--- start ---
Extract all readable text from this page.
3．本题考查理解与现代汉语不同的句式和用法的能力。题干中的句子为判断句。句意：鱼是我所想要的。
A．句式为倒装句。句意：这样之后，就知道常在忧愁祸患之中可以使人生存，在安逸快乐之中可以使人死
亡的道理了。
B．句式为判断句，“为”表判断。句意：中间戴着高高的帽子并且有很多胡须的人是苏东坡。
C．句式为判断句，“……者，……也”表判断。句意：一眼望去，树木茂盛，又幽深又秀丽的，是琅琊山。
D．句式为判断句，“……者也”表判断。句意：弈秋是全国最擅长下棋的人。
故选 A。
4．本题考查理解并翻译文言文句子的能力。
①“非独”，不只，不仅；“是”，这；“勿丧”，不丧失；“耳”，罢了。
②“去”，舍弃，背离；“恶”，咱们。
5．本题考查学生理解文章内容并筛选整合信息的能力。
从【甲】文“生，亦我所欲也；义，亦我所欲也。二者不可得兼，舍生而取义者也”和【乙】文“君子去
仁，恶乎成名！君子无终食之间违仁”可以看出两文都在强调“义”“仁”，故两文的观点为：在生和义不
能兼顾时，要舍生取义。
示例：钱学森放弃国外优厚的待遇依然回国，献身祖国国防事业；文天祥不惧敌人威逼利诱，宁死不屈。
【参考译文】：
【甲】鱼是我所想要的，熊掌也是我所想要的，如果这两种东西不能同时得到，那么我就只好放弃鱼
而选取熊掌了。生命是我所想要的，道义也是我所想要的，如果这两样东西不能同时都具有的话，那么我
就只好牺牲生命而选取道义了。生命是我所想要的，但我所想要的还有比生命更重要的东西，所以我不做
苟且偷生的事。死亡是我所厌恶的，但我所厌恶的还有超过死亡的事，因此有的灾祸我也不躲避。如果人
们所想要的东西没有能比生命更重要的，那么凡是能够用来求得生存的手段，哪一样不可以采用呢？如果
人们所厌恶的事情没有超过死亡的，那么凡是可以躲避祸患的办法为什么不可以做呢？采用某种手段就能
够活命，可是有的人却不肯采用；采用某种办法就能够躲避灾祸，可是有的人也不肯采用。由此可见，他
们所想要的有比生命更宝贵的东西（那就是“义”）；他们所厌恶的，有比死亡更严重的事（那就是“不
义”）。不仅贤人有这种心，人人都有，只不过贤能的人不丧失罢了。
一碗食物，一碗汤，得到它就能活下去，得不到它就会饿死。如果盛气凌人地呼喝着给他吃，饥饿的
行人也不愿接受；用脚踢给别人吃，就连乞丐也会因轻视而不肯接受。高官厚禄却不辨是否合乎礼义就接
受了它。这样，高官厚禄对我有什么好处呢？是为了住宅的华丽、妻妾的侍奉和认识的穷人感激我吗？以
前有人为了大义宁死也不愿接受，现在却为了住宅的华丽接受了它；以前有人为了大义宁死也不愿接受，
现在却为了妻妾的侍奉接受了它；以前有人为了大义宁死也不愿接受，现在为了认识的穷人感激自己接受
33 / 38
--- end ---
**Task to complete**
Repeat the data precisely, reproducing every entry.

**Answer below**
Extract all readable text from this page.
3．本题考查理解与现代汉语不同的句式和用法的能力。题干中的句子为判断句。句意：鱼是我所想要的。
A．句式为倒装句。句意：这样之后，就知道常在忧愁祸患之中可以使人生存，在安逸快乐之中可以使人死
亡的道理了。
B．句式为判断句，“为”表判断。句意：中间戴着高高的帽子并且有很多胡须的人是苏东坡。
C．句式为判断句，“……者，……也”表判断。句意：一眼望去，树木茂盛，又幽深又秀丽的，是琅琊山。
D．句式为判断句，“……者也”表判断。句意：弈秋是全国最擅长下棋的人。
故选 A。
4．本题考查理解并翻译文言文句子的能力。
①“非独”，不只，不仅；“是”，这；“勿丧”，不丧失；“耳”，罢了。
②“去”，舍弃，背离；“恶”，咱们。
5．本题考查学生理解文章内容并筛选整合信息的能力。
从【甲】文“生，亦我所欲也；义，亦我所欲也。二者不可得兼，舍生而取义者也”和【乙】文“君子去
仁，恶乎成名！君子无终食之间违仁”可以看出两文都在强调“义”“仁”，故两文的观点为：在生和义不
能兼顾时，要舍生取义。
示例：钱学森放弃国外优厚的待遇依然回国，献身祖国国防事业；文天祥不惧敌人威逼利诱，宁死不屈。
【参考译文】：
【甲】鱼是我所想要的，熊掌也是我所想要的，如果这两种东西不能同时得到，那么我就只好放弃鱼
而选取熊掌了。生命是我所想要的，道义也是我所想要的，如果这两样东西不能同时都具有的话，那么我
就只好牺牲生命而选取道义了。生命是我所想要的，但我所想要的还有比生命更重要的东西，所以我不做
苟且偷生的事。死亡是我所厌恶的，但我所厌恶的还有超过死亡的事，因此有的灾祸我也不躲避。如果人
们所想要的东西没有能比生命更重要的，那么凡是能够用来求得生存的手段，哪一样不可以采用呢？如果
人们所厌恶的事情没有超过死亡的，那么凡是可以躲避祸患的办法为什么不可以做呢？采用某种手段就能
够活命，可是有的人却不肯采用；采用某种办法就能够躲避灾祸，可是有的人也不肯采用。由此可见，他
们所想要的有比生命更宝贵的东西（那就是“义”）；他们所厌恶的，有比死亡更严重的事（那就是“不
义”）。不仅贤人有这种心，人人都有，只不过贤能的人不丧失罢了。
一碗食物，一碗汤，得到它就能活下去，得不到它就会饿死。如果盛气凌人地呼喝着给他吃，饥饿的
行人也不愿接受；用脚踢给别人吃，就连乞丐也会因轻视而不肯接受。高官厚禄却不辨是否合乎礼义就接
受了它。这样，高官厚禄对我有什么好处呢？是为了住宅的华丽、妻妾的侍奉和认识的穷人感激我吗？以
前有人为了大义宁死也不愿接受，现在却为了住宅的华丽接受了它；以前有人为了大义宁死也不愿接受，
现在却为了妻妾的侍奉接受了它；以前有人为了大义宁死也不愿接受，现在为了认识的穷人感激自己接受
33 / 38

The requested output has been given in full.